#### Source material:
========================================================================
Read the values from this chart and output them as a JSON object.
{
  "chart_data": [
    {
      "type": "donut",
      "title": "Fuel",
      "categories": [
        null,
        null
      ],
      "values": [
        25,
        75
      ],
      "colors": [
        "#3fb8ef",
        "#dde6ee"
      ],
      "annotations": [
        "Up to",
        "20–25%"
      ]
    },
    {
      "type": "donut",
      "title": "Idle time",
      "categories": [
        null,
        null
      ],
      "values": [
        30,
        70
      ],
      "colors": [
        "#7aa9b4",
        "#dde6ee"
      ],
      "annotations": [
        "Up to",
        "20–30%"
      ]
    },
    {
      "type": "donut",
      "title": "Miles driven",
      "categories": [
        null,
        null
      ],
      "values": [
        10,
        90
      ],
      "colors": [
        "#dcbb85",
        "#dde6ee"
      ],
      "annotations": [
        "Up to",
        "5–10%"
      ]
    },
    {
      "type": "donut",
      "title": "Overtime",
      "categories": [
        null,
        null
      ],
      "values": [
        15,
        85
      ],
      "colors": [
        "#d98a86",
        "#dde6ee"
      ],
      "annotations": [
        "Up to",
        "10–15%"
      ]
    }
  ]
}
========================================================================
Write out every entry word for word.

Read the values from this chart and output them as a JSON object.
{
  "chart_data": [
    {
      "type": "donut",
      "title": "Fuel",
      "categories": [
        null,
        null
      ],
      "values": [
        25,
        75
      ],
      "colors": [
        "#3fb8ef",
        "#dde6ee"
      ],
      "annotations": [
        "Up to",
        "20–25%"
      ]
    },
    {
      "type": "donut",
      "title": "Idle time",
      "categories": [
        null,
        null
      ],
      "values": [
        30,
        70
      ],
      "colors": [
        "#7aa9b4",
        "#dde6ee"
      ],
      "annotations": [
        "Up to",
        "20–30%"
      ]
    },
    {
      "type": "donut",
      "title": "Miles driven",
      "categories": [
        null,
        null
      ],
      "values": [
        10,
        90
      ],
      "colors": [
        "#dcbb85",
        "#dde6ee"
      ],
      "annotations": [
        "Up to",
        "5–10%"
      ]
    },
    {
      "type": "donut",
      "title": "Overtime",
      "categories": [
        null,
        null
      ],
      "values": [
        15,
        85
      ],
      "colors": [
        "#d98a86",
        "#dde6ee"
      ],
      "annotations": [
        "Up to",
        "10–15%"
      ]
    }
  ]
}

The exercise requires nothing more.